• **EXERCISE AIM**:
Among the lines below, count those with "text". Give only the number.

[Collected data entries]
※ ※ ※

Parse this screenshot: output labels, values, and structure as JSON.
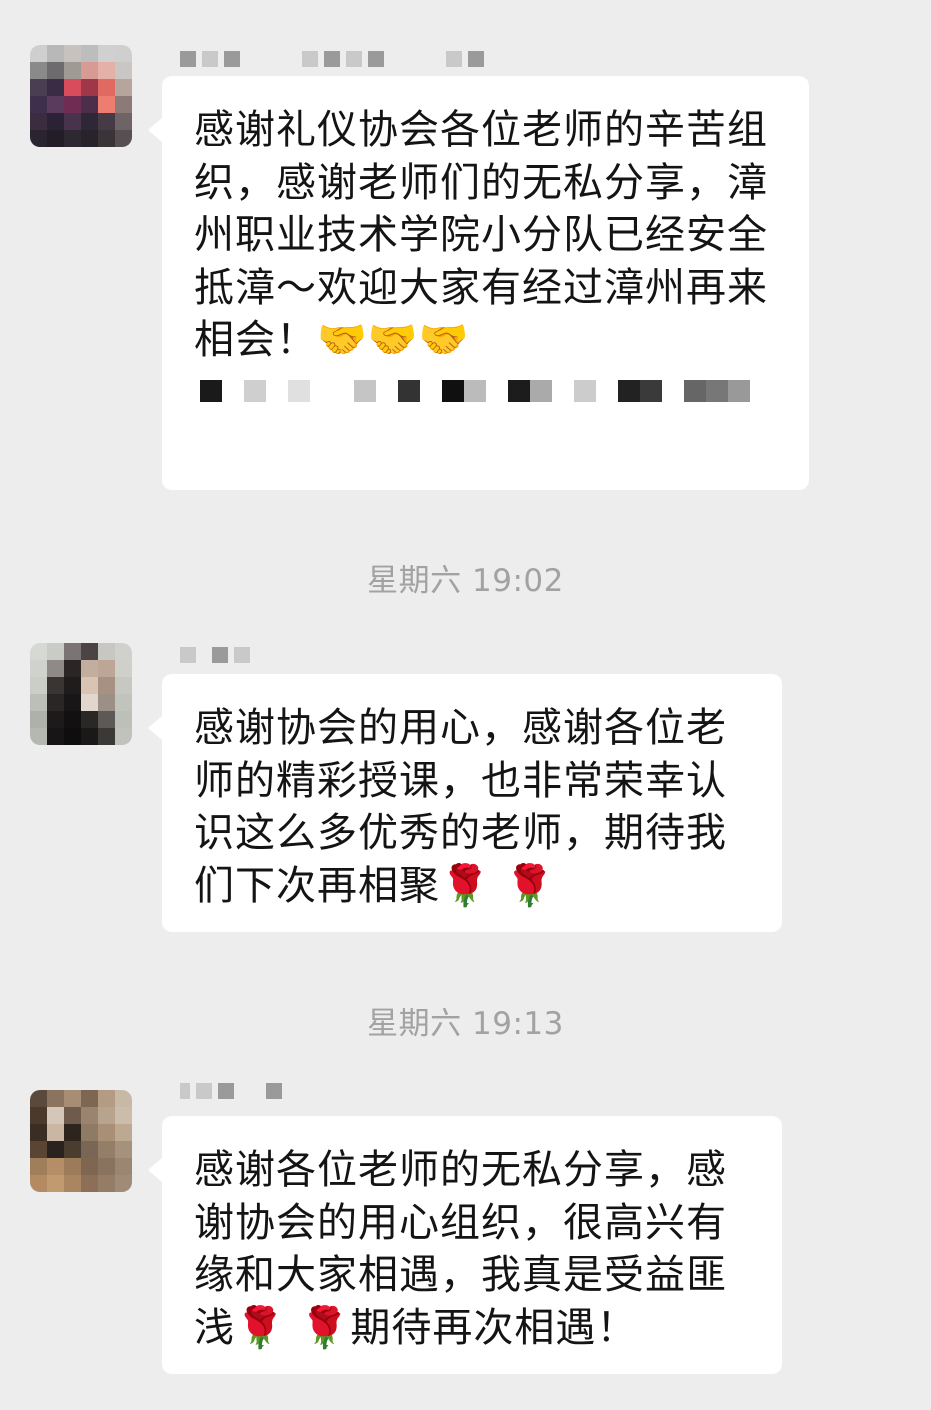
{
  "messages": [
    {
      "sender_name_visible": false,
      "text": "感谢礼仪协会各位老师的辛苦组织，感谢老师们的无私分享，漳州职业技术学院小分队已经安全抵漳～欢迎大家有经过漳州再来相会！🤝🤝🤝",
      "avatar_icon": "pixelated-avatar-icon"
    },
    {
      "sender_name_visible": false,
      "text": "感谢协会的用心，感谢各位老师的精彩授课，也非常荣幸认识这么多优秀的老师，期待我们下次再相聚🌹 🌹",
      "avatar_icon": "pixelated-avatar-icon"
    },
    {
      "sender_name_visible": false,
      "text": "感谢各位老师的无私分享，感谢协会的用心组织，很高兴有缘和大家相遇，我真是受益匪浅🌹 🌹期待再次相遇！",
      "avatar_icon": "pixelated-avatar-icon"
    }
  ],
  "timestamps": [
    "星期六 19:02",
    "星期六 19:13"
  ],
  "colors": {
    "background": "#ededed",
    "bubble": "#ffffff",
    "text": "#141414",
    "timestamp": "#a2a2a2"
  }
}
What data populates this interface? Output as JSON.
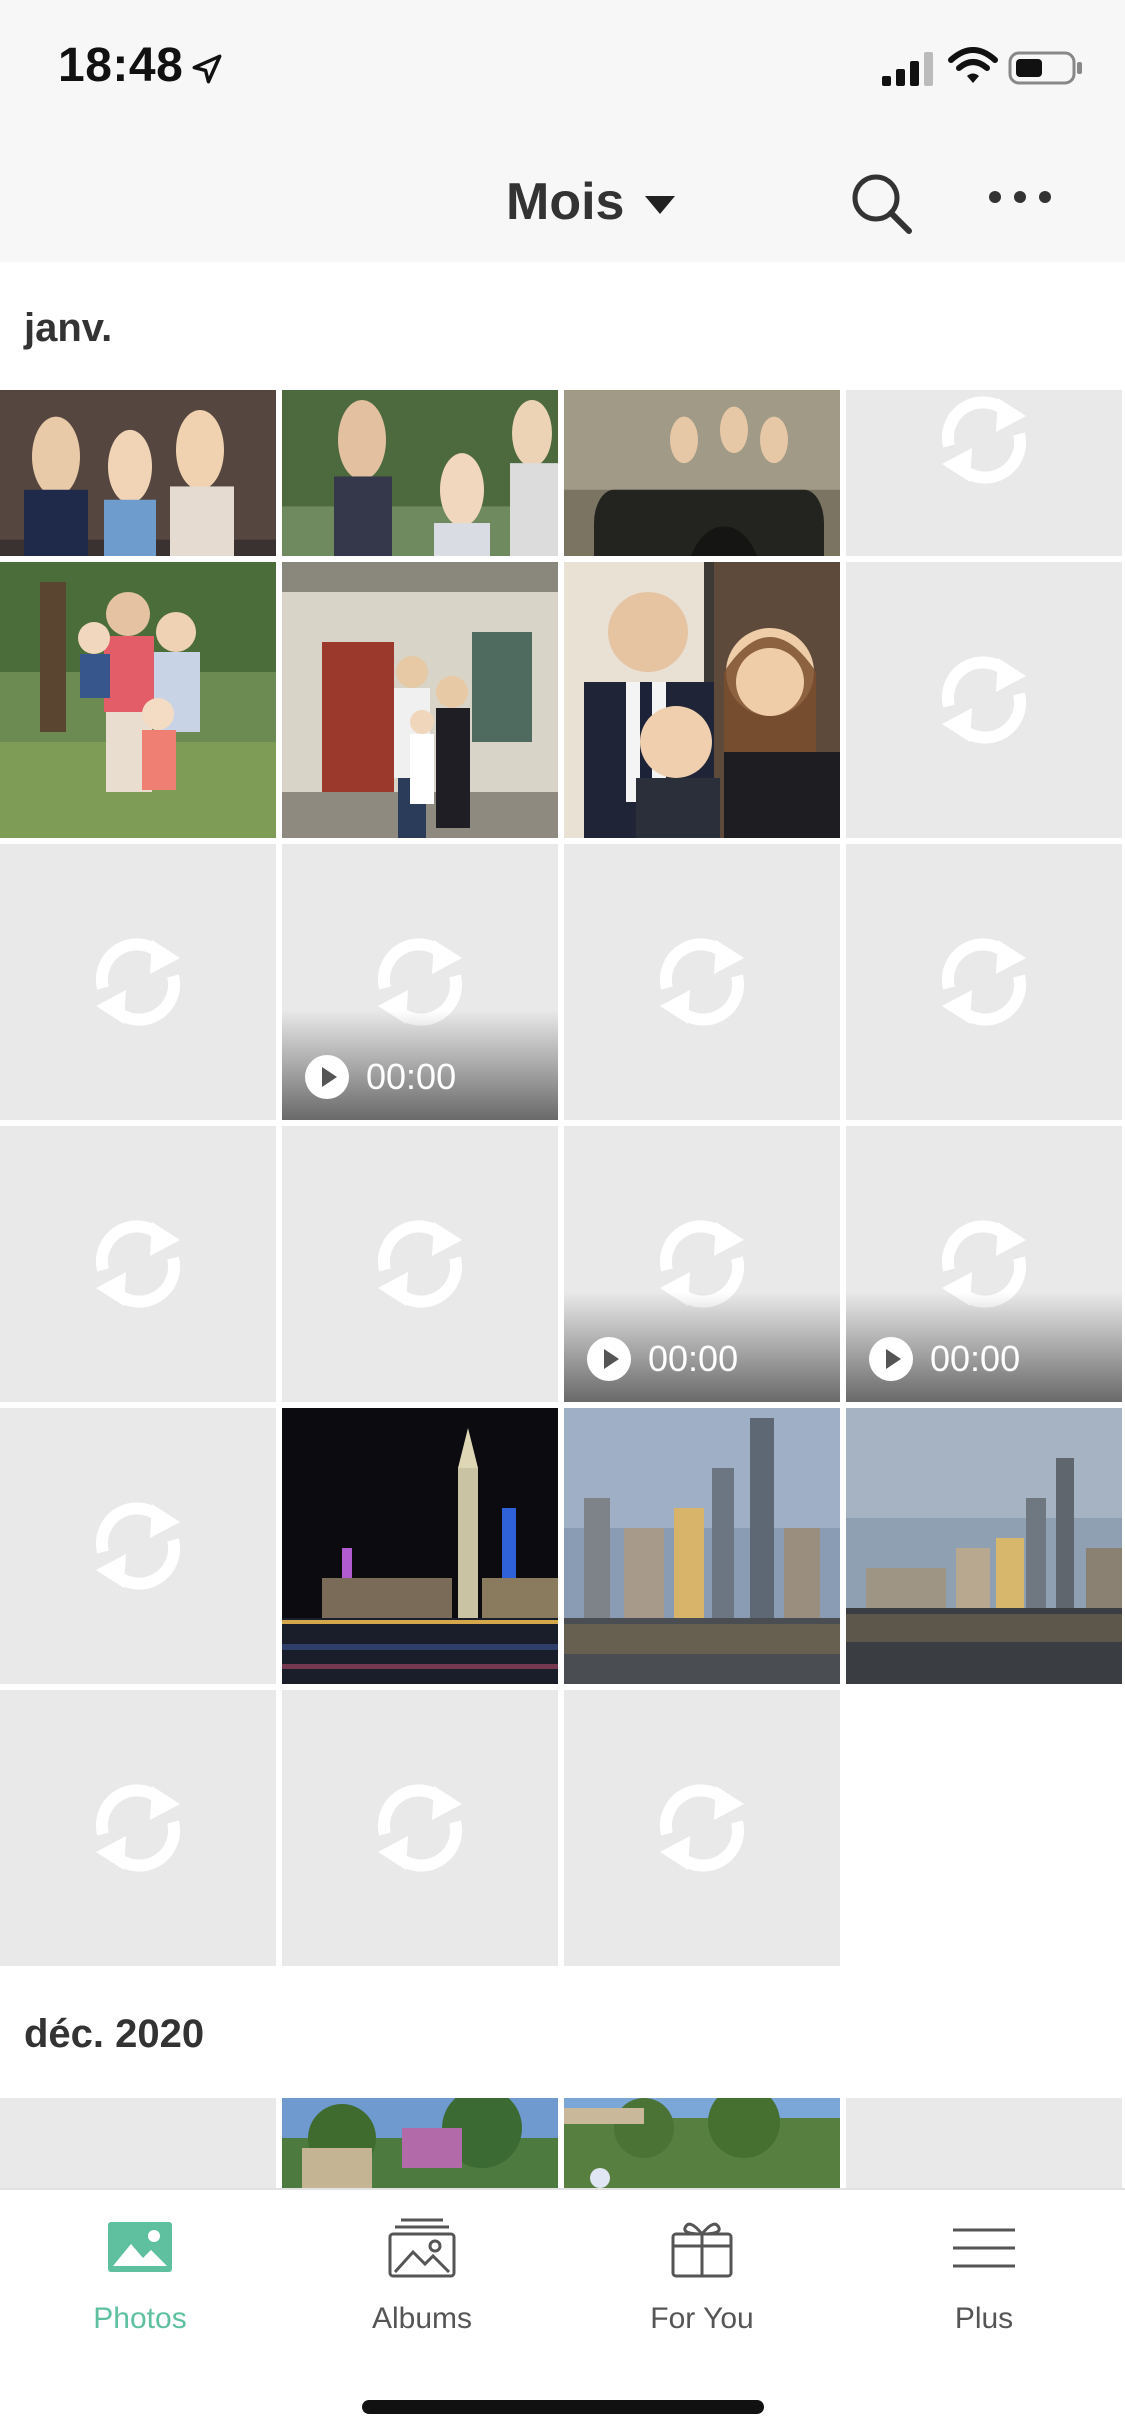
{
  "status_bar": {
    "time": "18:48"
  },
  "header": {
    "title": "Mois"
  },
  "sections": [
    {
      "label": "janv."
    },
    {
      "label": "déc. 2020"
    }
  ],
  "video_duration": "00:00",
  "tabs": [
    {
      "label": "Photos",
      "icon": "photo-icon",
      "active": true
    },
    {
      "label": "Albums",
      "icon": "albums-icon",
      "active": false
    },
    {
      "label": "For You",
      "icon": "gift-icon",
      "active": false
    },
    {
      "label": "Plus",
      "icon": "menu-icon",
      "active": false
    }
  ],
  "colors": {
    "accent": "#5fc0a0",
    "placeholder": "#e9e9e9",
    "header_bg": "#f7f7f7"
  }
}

※ ※ ※

• **ANSWER FOR THE TASK**:
4